**DATA IN THIS EXERCISE:**
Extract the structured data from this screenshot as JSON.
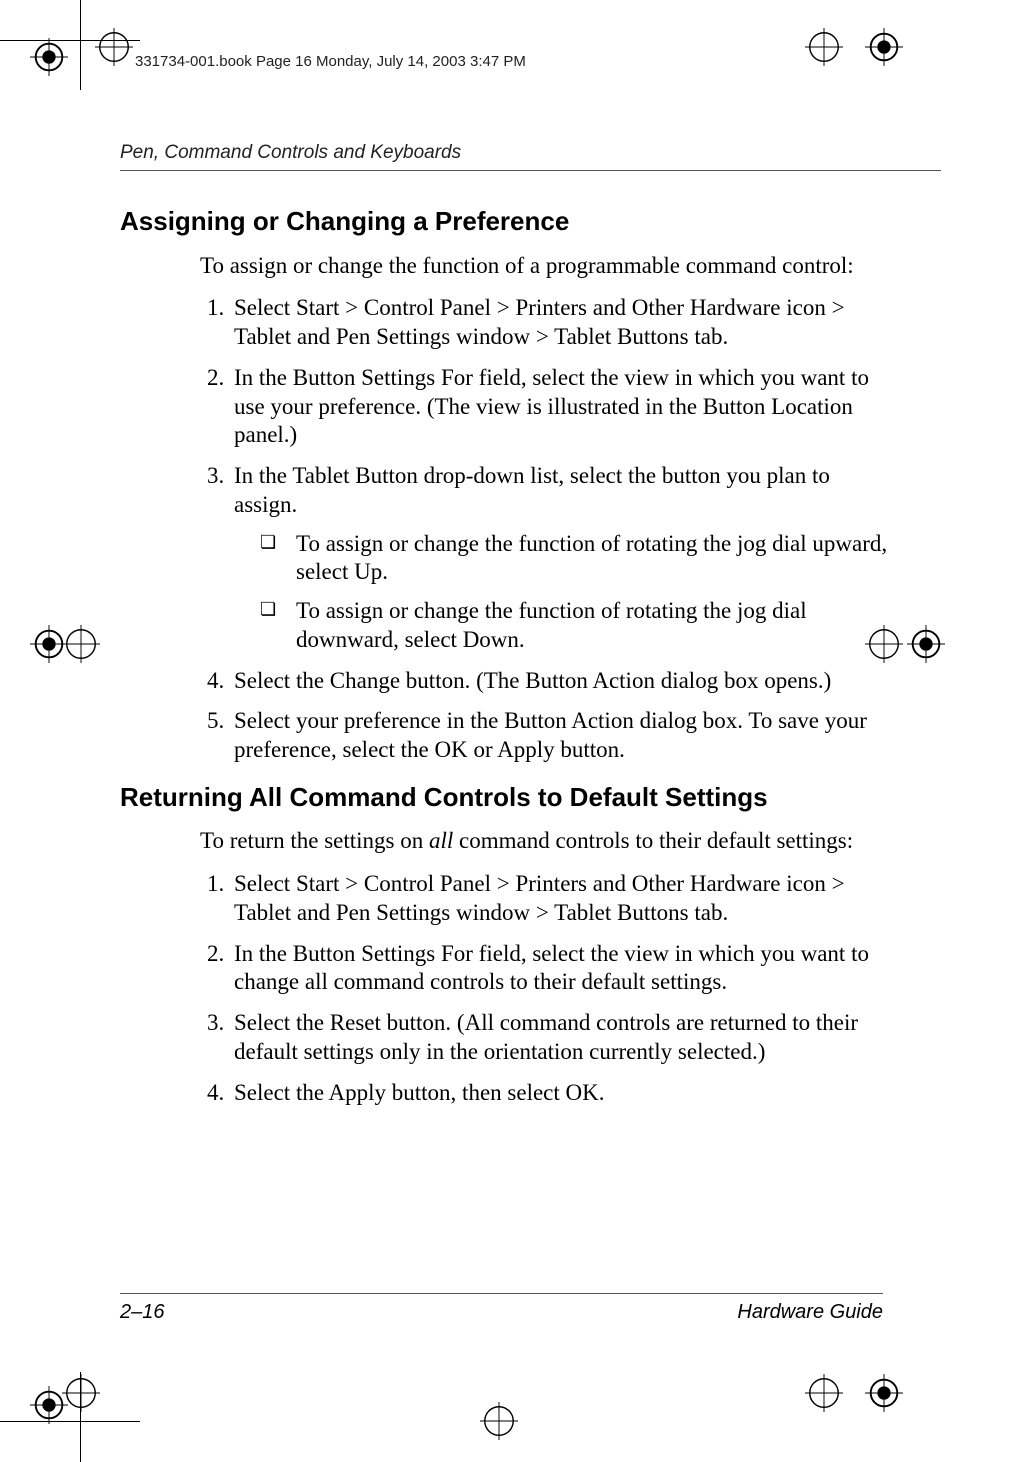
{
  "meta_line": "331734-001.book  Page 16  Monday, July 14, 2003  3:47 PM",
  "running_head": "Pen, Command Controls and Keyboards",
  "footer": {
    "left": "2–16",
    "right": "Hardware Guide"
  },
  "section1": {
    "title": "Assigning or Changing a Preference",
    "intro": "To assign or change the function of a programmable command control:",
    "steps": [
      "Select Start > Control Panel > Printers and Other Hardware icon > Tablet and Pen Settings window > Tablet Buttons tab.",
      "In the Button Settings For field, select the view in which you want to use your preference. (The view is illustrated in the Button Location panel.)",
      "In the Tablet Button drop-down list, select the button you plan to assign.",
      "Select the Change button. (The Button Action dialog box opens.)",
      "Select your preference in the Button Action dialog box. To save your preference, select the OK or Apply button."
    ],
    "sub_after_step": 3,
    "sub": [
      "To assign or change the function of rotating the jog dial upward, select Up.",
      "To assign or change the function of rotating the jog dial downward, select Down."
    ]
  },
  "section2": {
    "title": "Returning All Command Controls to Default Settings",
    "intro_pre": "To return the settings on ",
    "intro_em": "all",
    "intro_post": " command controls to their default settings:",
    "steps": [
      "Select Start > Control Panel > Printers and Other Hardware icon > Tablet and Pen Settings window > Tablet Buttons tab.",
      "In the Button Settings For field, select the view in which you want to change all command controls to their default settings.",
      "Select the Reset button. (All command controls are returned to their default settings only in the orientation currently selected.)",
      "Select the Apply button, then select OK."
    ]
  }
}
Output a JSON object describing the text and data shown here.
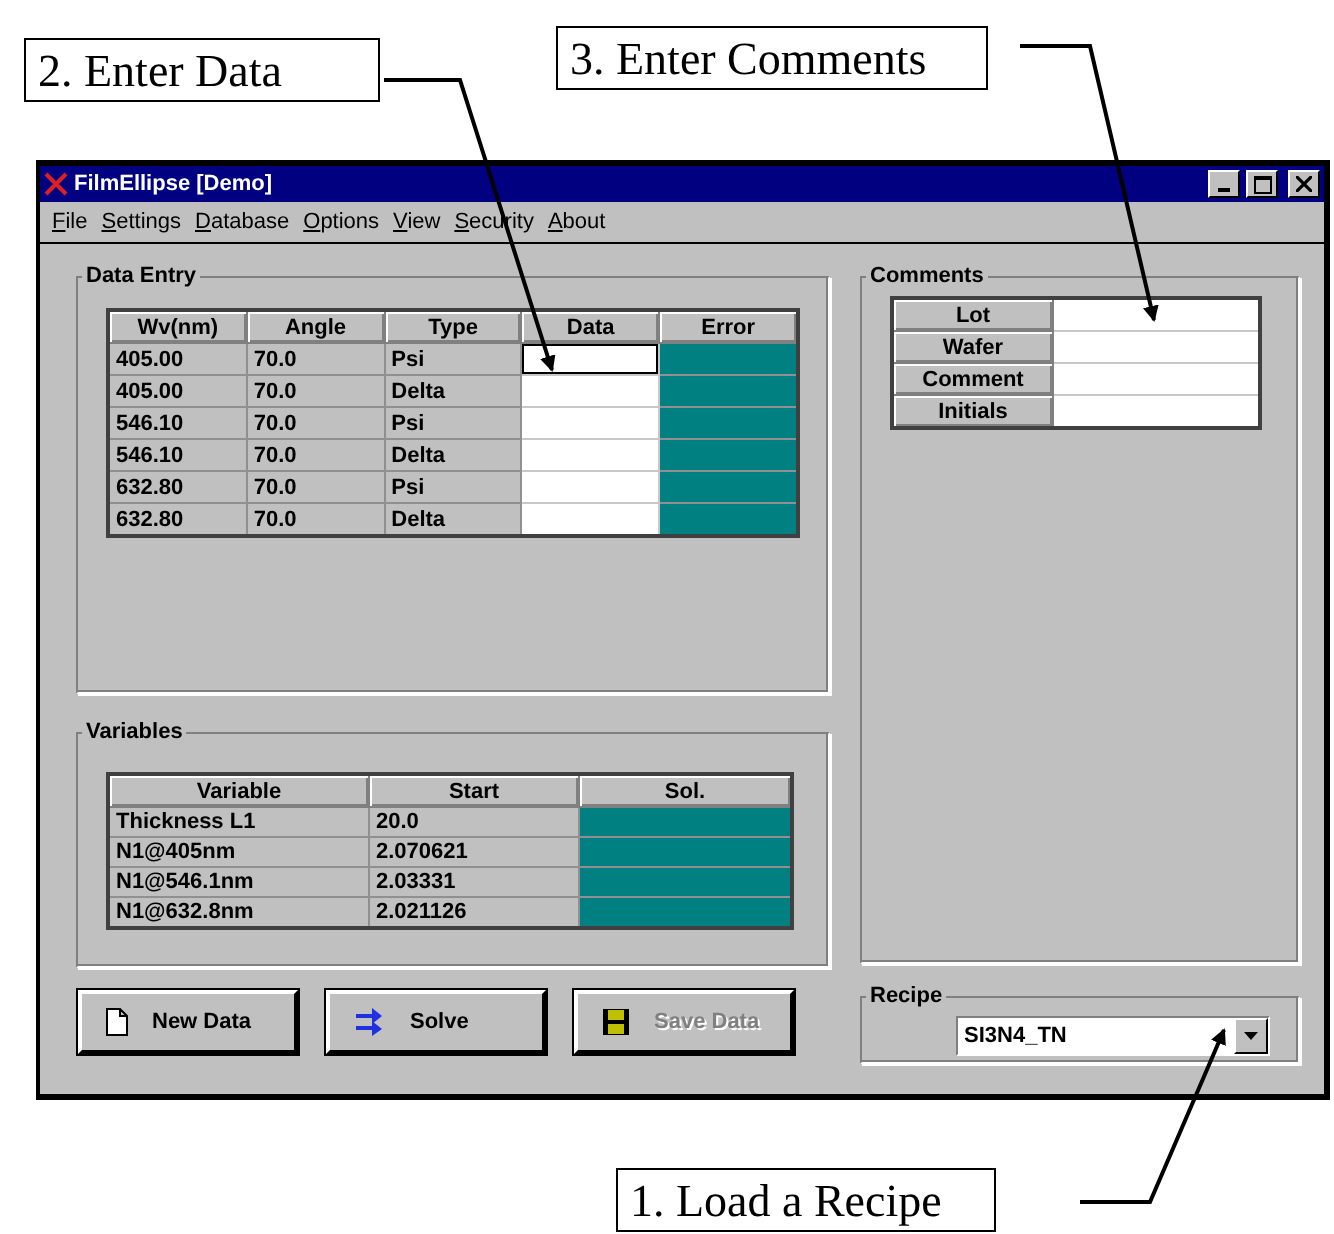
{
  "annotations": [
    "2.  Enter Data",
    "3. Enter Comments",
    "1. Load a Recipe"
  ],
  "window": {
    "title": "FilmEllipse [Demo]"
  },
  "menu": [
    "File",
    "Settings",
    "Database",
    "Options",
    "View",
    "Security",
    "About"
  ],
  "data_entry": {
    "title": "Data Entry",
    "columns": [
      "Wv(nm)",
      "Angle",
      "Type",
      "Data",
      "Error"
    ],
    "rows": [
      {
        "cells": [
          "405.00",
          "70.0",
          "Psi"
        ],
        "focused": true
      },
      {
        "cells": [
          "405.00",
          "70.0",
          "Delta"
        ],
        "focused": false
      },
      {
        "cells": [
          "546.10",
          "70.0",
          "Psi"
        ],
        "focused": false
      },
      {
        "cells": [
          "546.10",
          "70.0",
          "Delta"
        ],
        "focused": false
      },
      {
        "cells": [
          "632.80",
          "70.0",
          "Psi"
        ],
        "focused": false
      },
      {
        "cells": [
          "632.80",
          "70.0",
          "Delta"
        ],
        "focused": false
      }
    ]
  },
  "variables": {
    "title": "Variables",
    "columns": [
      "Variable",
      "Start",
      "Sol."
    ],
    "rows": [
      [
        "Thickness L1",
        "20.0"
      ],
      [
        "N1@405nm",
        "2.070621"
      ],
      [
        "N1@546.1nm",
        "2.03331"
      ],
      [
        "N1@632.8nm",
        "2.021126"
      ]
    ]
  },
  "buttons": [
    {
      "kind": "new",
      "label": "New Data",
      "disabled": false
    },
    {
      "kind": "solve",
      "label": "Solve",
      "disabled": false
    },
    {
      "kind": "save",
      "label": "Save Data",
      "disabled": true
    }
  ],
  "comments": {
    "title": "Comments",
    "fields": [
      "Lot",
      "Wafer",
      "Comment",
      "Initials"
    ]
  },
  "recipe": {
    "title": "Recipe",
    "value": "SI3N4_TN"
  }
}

**WORK TO BE COMPLETED:** In the records, locate each line holding the string "title" and copy it.

**ANSWER BELOW:**
    "title": "Assigning or Changing a Preference",
    "title": "Returning All Command Controls to Default Settings",
    "title": "FilmEllipse [Demo]"
    "title": "Data Entry",
    "title": "Variables",
    "title": "Comments",
    "title": "Recipe",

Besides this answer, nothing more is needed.